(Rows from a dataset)

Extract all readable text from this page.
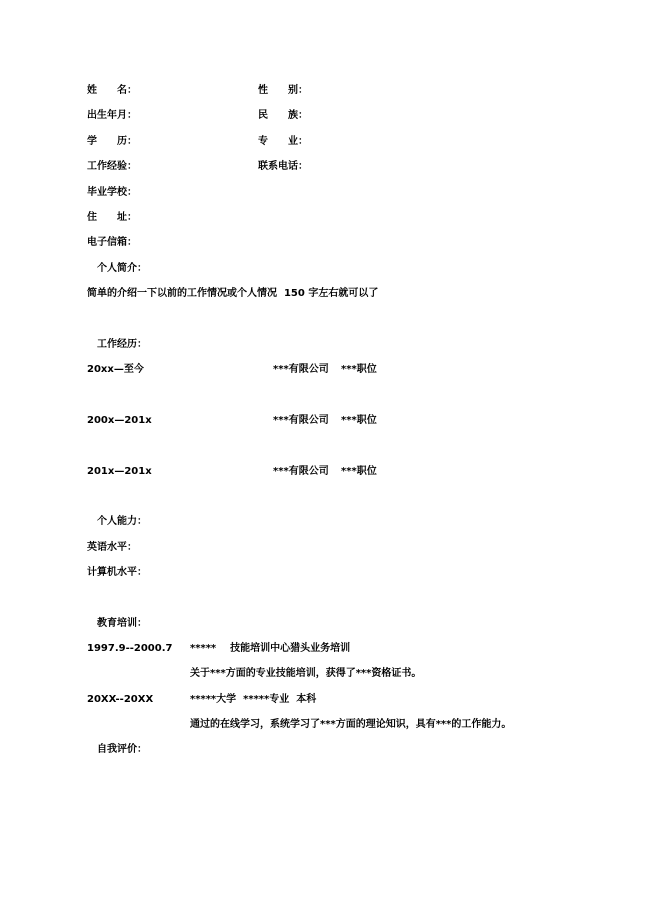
姓　　名：	性　　别：
出生年月：	民　　族：
学　　历：	专　　业：
工作经验：	联系电话：
毕业学校：
住　　址：
电子信箱：
个人简介：
简单的介绍一下以前的工作情况或个人情况  150 字左右就可以了
工作经历：
20xx—至今	***有限公司 ***职位
200x—201x	***有限公司 ***职位
201x—201x	***有限公司 ***职位
个人能力：
英语水平：
计算机水平：
教育培训：
1997.9--2000.7 *****    技能培训中心猎头业务培训
关于***方面的专业技能培训，获得了***资格证书。
20XX--20XX	*****大学  *****专业  本科
通过的在线学习，系统学习了***方面的理论知识，具有***的工作能力。
自我评价：
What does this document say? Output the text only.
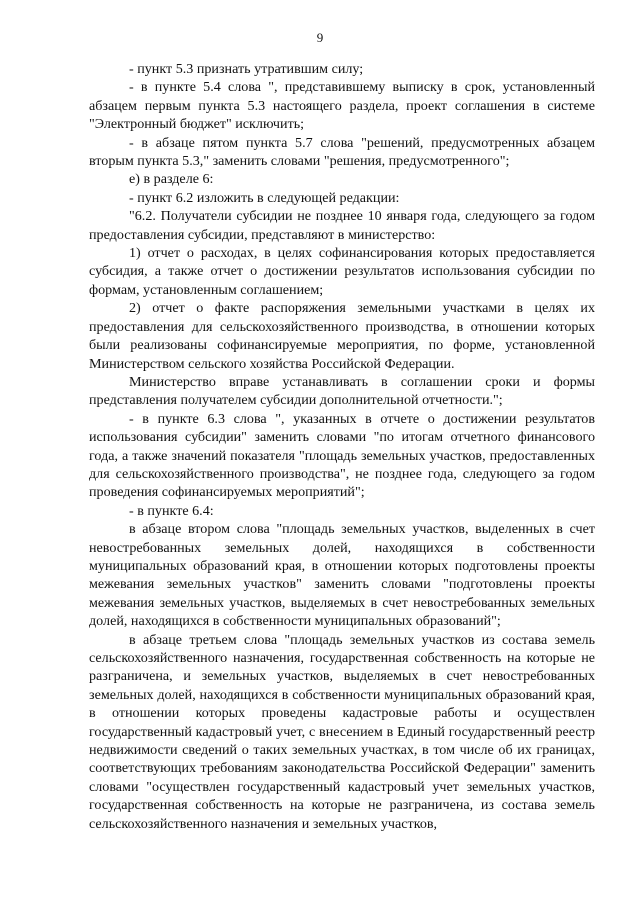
9

- пункт 5.3 признать утратившим силу;

- в пункте 5.4 слова ", представившему выписку в срок, установленный абзацем первым пункта 5.3 настоящего раздела, проект соглашения в системе "Электронный бюджет" исключить;

- в абзаце пятом пункта 5.7 слова "решений, предусмотренных абзацем вторым пункта 5.3," заменить словами "решения, предусмотренного";

е) в разделе 6:

- пункт 6.2 изложить в следующей редакции:

"6.2. Получатели субсидии не позднее 10 января года, следующего за годом предоставления субсидии, представляют в министерство:

1) отчет о расходах, в целях софинансирования которых предоставляется субсидия, а также отчет о достижении результатов использования субсидии по формам, установленным соглашением;

2) отчет о факте распоряжения земельными участками в целях их предоставления для сельскохозяйственного производства, в отношении которых были реализованы софинансируемые мероприятия, по форме, установленной Министерством сельского хозяйства Российской Федерации.

Министерство вправе устанавливать в соглашении сроки и формы представления получателем субсидии дополнительной отчетности.";

- в пункте 6.3 слова ", указанных в отчете о достижении результатов использования субсидии" заменить словами "по итогам отчетного финансового года, а также значений показателя "площадь земельных участков, предоставленных для сельскохозяйственного производства", не позднее года, следующего за годом проведения софинансируемых мероприятий";

- в пункте 6.4:

в абзаце втором слова "площадь земельных участков, выделенных в счет невостребованных земельных долей, находящихся в собственности муниципальных образований края, в отношении которых подготовлены проекты межевания земельных участков" заменить словами "подготовлены проекты межевания земельных участков, выделяемых в счет невостребованных земельных долей, находящихся в собственности муниципальных образований";

в абзаце третьем слова "площадь земельных участков из состава земель сельскохозяйственного назначения, государственная собственность на которые не разграничена, и земельных участков, выделяемых в счет невостребованных земельных долей, находящихся в собственности муниципальных образований края, в отношении которых проведены кадастровые работы и осуществлен государственный кадастровый учет, с внесением в Единый государственный реестр недвижимости сведений о таких земельных участках, в том числе об их границах, соответствующих требованиям законодательства Российской Федерации" заменить словами "осуществлен государственный кадастровый учет земельных участков, государственная собственность на которые не разграничена, из состава земель сельскохозяйственного назначения и земельных участков,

▶ _Request_
Copy the entries above faithfully and omit every image.

▶ _Solution below_
Extract all readable text from this page.
姓　　名：	性　　别：
出生年月：	民　　族：
学　　历：	专　　业：
工作经验：	联系电话：
毕业学校：
住　　址：
电子信箱：
个人简介：
简单的介绍一下以前的工作情况或个人情况  150 字左右就可以了
工作经历：
20xx—至今	***有限公司 ***职位
200x—201x	***有限公司 ***职位
201x—201x	***有限公司 ***职位
个人能力：
英语水平：
计算机水平：
教育培训：
1997.9--2000.7 *****    技能培训中心猎头业务培训
关于***方面的专业技能培训，获得了***资格证书。
20XX--20XX	*****大学  *****专业  本科
通过的在线学习，系统学习了***方面的理论知识，具有***的工作能力。
自我评价：
What does this document say? Output the text only.
9

- пункт 5.3 признать утратившим силу;

- в пункте 5.4 слова ", представившему выписку в срок, установленный абзацем первым пункта 5.3 настоящего раздела, проект соглашения в системе "Электронный бюджет" исключить;

- в абзаце пятом пункта 5.7 слова "решений, предусмотренных абзацем вторым пункта 5.3," заменить словами "решения, предусмотренного";

е) в разделе 6:

- пункт 6.2 изложить в следующей редакции:

"6.2. Получатели субсидии не позднее 10 января года, следующего за годом предоставления субсидии, представляют в министерство:

1) отчет о расходах, в целях софинансирования которых предоставляется субсидия, а также отчет о достижении результатов использования субсидии по формам, установленным соглашением;

2) отчет о факте распоряжения земельными участками в целях их предоставления для сельскохозяйственного производства, в отношении которых были реализованы софинансируемые мероприятия, по форме, установленной Министерством сельского хозяйства Российской Федерации.

Министерство вправе устанавливать в соглашении сроки и формы представления получателем субсидии дополнительной отчетности.";

- в пункте 6.3 слова ", указанных в отчете о достижении результатов использования субсидии" заменить словами "по итогам отчетного финансового года, а также значений показателя "площадь земельных участков, предоставленных для сельскохозяйственного производства", не позднее года, следующего за годом проведения софинансируемых мероприятий";

- в пункте 6.4:

в абзаце втором слова "площадь земельных участков, выделенных в счет невостребованных земельных долей, находящихся в собственности муниципальных образований края, в отношении которых подготовлены проекты межевания земельных участков" заменить словами "подготовлены проекты межевания земельных участков, выделяемых в счет невостребованных земельных долей, находящихся в собственности муниципальных образований";

в абзаце третьем слова "площадь земельных участков из состава земель сельскохозяйственного назначения, государственная собственность на которые не разграничена, и земельных участков, выделяемых в счет невостребованных земельных долей, находящихся в собственности муниципальных образований края, в отношении которых проведены кадастровые работы и осуществлен государственный кадастровый учет, с внесением в Единый государственный реестр недвижимости сведений о таких земельных участках, в том числе об их границах, соответствующих требованиям законодательства Российской Федерации" заменить словами "осуществлен государственный кадастровый учет земельных участков, государственная собственность на которые не разграничена, из состава земель сельскохозяйственного назначения и земельных участков,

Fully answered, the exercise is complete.